━━━ LISTED ENTRIES

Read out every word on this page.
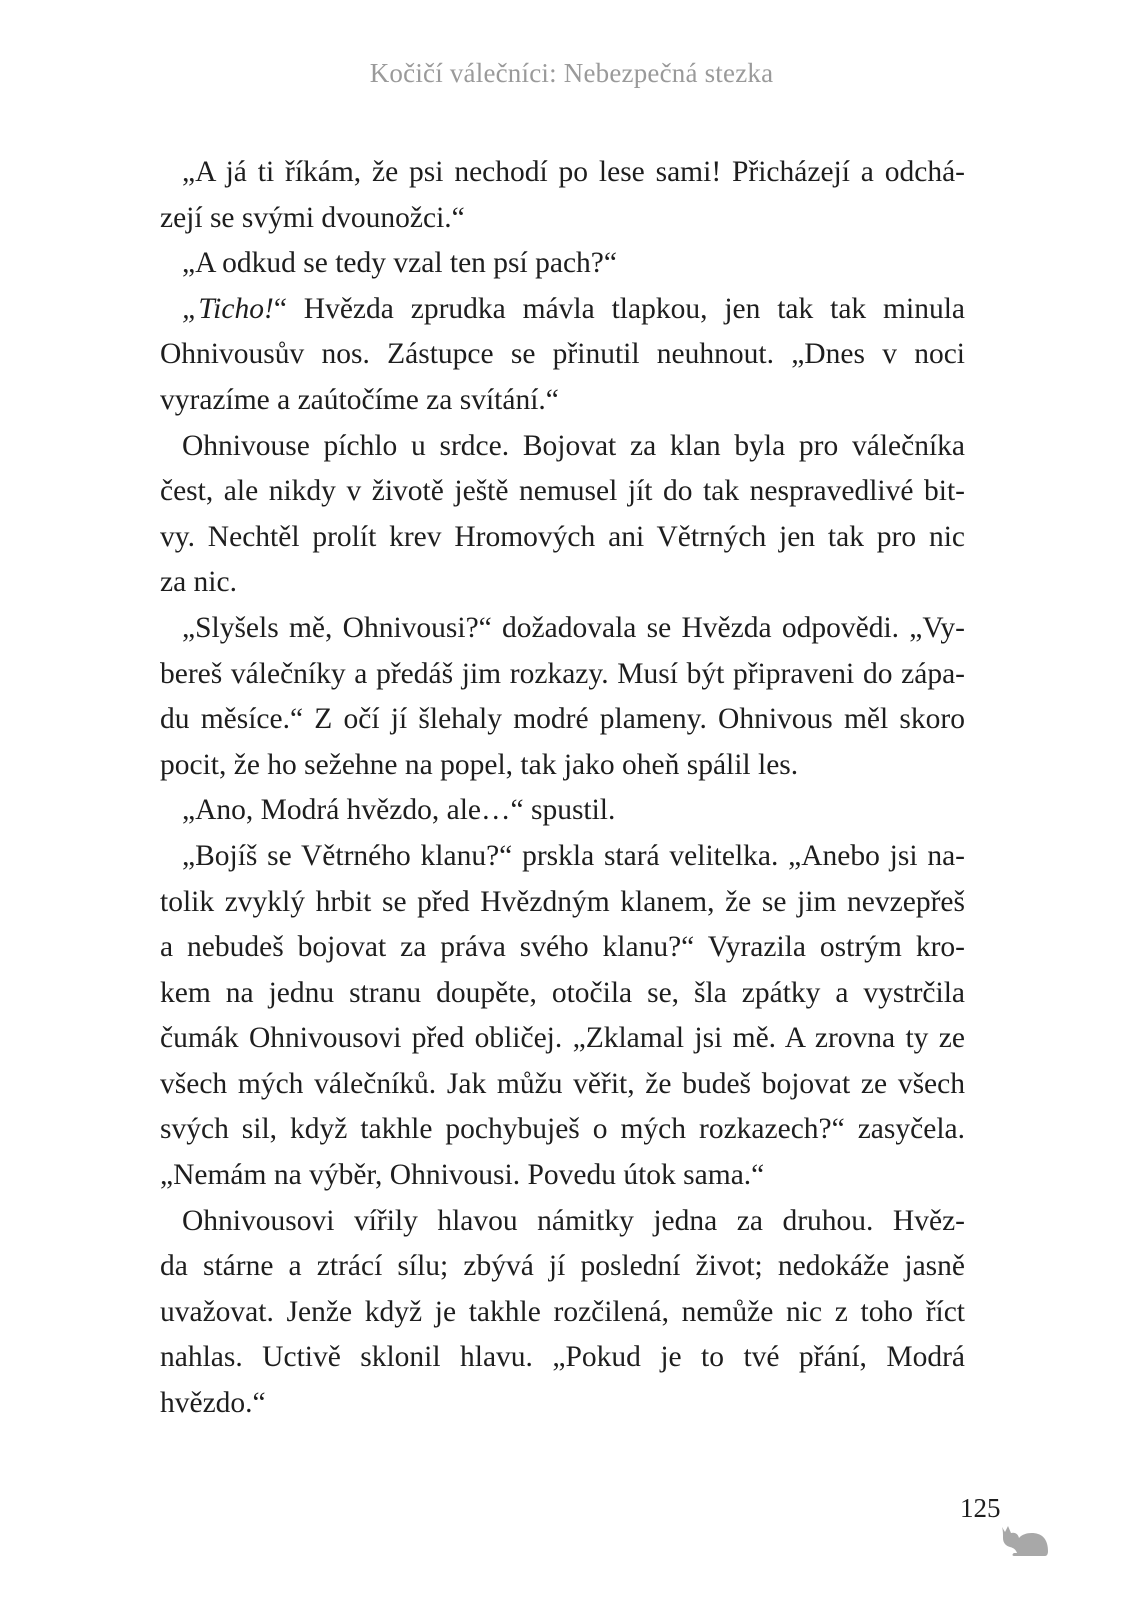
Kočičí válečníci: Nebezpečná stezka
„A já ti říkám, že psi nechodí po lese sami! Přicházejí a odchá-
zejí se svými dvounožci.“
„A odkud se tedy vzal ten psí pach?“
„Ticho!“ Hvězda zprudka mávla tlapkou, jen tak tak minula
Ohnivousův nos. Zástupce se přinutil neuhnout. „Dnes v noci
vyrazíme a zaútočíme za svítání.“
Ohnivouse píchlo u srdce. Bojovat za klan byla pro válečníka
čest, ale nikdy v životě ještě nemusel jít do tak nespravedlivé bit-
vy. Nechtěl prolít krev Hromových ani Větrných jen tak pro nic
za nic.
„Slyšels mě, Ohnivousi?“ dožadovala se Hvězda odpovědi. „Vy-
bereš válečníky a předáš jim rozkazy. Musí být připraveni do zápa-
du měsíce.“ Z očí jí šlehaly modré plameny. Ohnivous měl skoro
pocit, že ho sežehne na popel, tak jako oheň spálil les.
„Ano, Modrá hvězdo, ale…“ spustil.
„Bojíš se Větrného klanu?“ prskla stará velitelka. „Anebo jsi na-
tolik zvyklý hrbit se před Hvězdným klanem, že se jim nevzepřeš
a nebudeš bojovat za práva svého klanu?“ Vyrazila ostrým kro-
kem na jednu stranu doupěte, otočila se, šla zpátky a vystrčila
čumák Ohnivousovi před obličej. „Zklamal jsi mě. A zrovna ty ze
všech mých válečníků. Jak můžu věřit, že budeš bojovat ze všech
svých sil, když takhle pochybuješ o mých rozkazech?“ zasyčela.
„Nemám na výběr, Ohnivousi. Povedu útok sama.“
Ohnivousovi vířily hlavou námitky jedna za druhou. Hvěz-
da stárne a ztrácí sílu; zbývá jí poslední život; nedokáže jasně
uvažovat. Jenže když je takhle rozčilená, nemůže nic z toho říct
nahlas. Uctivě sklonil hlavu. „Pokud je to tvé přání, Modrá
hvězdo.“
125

━━━━━━

**WHAT IS BEING ASKED**
Only a number is wanted: how many lines contain "když"?

**CORRECT ANSWER**
2